Job
Exactly repeat the material, dropping every picture from the copy.

--- START ---

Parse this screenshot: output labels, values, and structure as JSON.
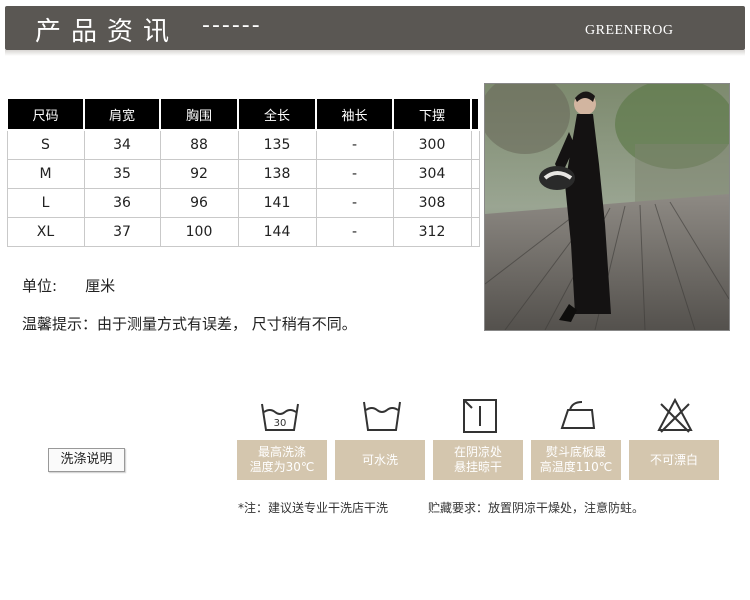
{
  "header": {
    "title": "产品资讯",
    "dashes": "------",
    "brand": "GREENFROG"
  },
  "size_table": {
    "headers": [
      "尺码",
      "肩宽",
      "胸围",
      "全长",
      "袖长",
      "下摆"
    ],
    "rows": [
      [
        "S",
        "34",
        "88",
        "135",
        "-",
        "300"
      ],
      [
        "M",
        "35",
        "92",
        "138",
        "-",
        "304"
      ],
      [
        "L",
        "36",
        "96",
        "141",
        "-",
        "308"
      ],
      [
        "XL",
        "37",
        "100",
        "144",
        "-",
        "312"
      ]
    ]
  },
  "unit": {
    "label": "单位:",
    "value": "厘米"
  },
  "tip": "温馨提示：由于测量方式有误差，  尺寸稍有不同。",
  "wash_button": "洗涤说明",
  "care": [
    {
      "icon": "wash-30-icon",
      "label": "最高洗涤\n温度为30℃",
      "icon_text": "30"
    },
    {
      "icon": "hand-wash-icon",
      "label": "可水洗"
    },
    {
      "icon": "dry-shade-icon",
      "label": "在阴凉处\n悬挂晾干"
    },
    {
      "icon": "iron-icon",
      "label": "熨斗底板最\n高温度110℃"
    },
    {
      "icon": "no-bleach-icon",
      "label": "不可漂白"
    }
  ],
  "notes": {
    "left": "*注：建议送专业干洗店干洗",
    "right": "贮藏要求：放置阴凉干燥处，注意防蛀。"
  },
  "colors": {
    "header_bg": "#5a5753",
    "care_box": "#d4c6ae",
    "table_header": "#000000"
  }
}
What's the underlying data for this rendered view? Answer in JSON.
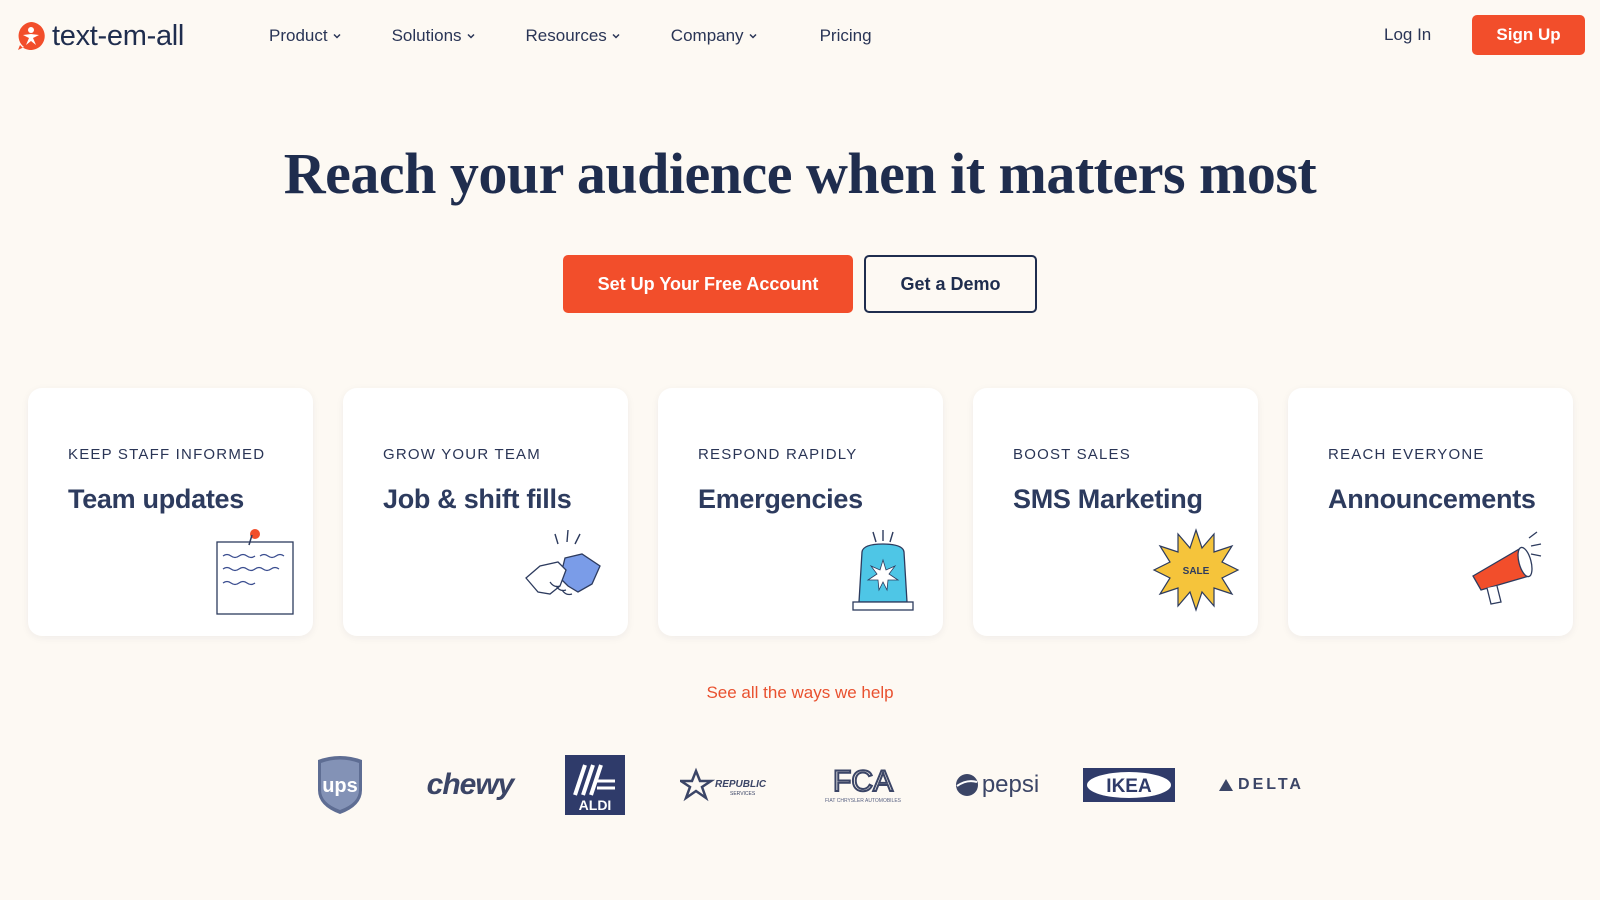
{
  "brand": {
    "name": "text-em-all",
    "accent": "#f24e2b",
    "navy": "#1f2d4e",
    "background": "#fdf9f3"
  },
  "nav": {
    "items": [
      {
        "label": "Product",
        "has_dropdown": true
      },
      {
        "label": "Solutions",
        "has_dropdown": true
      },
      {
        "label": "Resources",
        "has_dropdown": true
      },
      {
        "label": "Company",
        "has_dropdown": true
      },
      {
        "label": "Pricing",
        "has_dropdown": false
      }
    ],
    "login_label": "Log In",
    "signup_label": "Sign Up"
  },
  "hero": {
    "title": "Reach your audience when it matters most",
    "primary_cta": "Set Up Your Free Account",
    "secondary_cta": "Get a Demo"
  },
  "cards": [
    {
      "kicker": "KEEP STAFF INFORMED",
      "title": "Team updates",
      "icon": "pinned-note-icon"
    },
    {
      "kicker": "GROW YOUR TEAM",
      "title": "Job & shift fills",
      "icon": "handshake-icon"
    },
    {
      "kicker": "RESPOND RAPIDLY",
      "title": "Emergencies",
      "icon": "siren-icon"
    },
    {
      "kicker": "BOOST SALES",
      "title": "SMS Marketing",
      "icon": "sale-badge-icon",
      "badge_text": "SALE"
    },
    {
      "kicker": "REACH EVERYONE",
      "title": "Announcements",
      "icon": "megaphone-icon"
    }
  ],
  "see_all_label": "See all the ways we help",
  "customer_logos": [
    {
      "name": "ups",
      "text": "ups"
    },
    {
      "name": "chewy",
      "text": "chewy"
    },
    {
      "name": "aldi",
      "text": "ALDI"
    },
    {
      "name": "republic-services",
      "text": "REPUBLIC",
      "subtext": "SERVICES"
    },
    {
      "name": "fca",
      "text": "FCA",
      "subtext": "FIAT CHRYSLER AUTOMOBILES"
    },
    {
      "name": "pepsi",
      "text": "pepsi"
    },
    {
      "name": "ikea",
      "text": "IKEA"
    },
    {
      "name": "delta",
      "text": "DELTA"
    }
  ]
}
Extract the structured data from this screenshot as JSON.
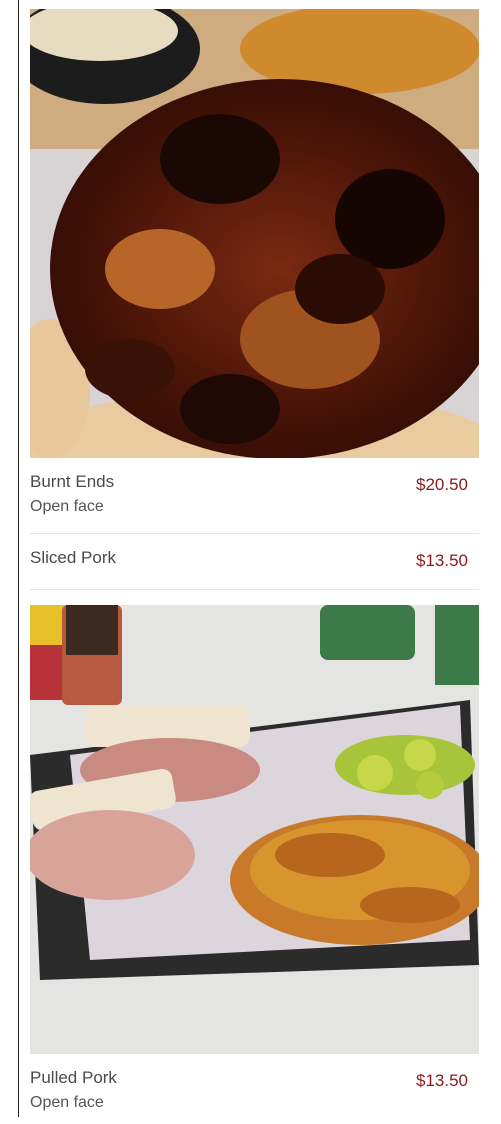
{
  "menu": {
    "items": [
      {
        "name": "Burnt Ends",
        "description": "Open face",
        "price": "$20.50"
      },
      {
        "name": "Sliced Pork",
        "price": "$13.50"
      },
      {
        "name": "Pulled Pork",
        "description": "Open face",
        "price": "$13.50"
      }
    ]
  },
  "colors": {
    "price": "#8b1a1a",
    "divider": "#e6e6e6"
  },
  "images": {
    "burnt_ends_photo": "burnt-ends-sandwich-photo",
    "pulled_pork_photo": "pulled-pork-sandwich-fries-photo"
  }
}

--- END ---

The reply
Parse this screenshot: output labels, values, and structure as JSON.
{
  "header": {
    "title": "产品资讯",
    "dashes": "------",
    "brand": "GREENFROG"
  },
  "size_table": {
    "headers": [
      "尺码",
      "肩宽",
      "胸围",
      "全长",
      "袖长",
      "下摆"
    ],
    "rows": [
      [
        "S",
        "34",
        "88",
        "135",
        "-",
        "300"
      ],
      [
        "M",
        "35",
        "92",
        "138",
        "-",
        "304"
      ],
      [
        "L",
        "36",
        "96",
        "141",
        "-",
        "308"
      ],
      [
        "XL",
        "37",
        "100",
        "144",
        "-",
        "312"
      ]
    ]
  },
  "unit": {
    "label": "单位:",
    "value": "厘米"
  },
  "tip": "温馨提示：由于测量方式有误差，  尺寸稍有不同。",
  "wash_button": "洗涤说明",
  "care": [
    {
      "icon": "wash-30-icon",
      "label": "最高洗涤\n温度为30℃",
      "icon_text": "30"
    },
    {
      "icon": "hand-wash-icon",
      "label": "可水洗"
    },
    {
      "icon": "dry-shade-icon",
      "label": "在阴凉处\n悬挂晾干"
    },
    {
      "icon": "iron-icon",
      "label": "熨斗底板最\n高温度110℃"
    },
    {
      "icon": "no-bleach-icon",
      "label": "不可漂白"
    }
  ],
  "notes": {
    "left": "*注：建议送专业干洗店干洗",
    "right": "贮藏要求：放置阴凉干燥处，注意防蛀。"
  },
  "colors": {
    "header_bg": "#5a5753",
    "care_box": "#d4c6ae",
    "table_header": "#000000"
  }
}
What's the underlying data for this rendered view? Answer in JSON.
{
  "brand": {
    "name": "text-em-all",
    "accent": "#f24e2b",
    "navy": "#1f2d4e",
    "background": "#fdf9f3"
  },
  "nav": {
    "items": [
      {
        "label": "Product",
        "has_dropdown": true
      },
      {
        "label": "Solutions",
        "has_dropdown": true
      },
      {
        "label": "Resources",
        "has_dropdown": true
      },
      {
        "label": "Company",
        "has_dropdown": true
      },
      {
        "label": "Pricing",
        "has_dropdown": false
      }
    ],
    "login_label": "Log In",
    "signup_label": "Sign Up"
  },
  "hero": {
    "title": "Reach your audience when it matters most",
    "primary_cta": "Set Up Your Free Account",
    "secondary_cta": "Get a Demo"
  },
  "cards": [
    {
      "kicker": "KEEP STAFF INFORMED",
      "title": "Team updates",
      "icon": "pinned-note-icon"
    },
    {
      "kicker": "GROW YOUR TEAM",
      "title": "Job & shift fills",
      "icon": "handshake-icon"
    },
    {
      "kicker": "RESPOND RAPIDLY",
      "title": "Emergencies",
      "icon": "siren-icon"
    },
    {
      "kicker": "BOOST SALES",
      "title": "SMS Marketing",
      "icon": "sale-badge-icon",
      "badge_text": "SALE"
    },
    {
      "kicker": "REACH EVERYONE",
      "title": "Announcements",
      "icon": "megaphone-icon"
    }
  ],
  "see_all_label": "See all the ways we help",
  "customer_logos": [
    {
      "name": "ups",
      "text": "ups"
    },
    {
      "name": "chewy",
      "text": "chewy"
    },
    {
      "name": "aldi",
      "text": "ALDI"
    },
    {
      "name": "republic-services",
      "text": "REPUBLIC",
      "subtext": "SERVICES"
    },
    {
      "name": "fca",
      "text": "FCA",
      "subtext": "FIAT CHRYSLER AUTOMOBILES"
    },
    {
      "name": "pepsi",
      "text": "pepsi"
    },
    {
      "name": "ikea",
      "text": "IKEA"
    },
    {
      "name": "delta",
      "text": "DELTA"
    }
  ]
}
Extract the structured data from this screenshot as JSON.
{
  "menu": {
    "items": [
      {
        "name": "Burnt Ends",
        "description": "Open face",
        "price": "$20.50"
      },
      {
        "name": "Sliced Pork",
        "price": "$13.50"
      },
      {
        "name": "Pulled Pork",
        "description": "Open face",
        "price": "$13.50"
      }
    ]
  },
  "colors": {
    "price": "#8b1a1a",
    "divider": "#e6e6e6"
  },
  "images": {
    "burnt_ends_photo": "burnt-ends-sandwich-photo",
    "pulled_pork_photo": "pulled-pork-sandwich-fries-photo"
  }
}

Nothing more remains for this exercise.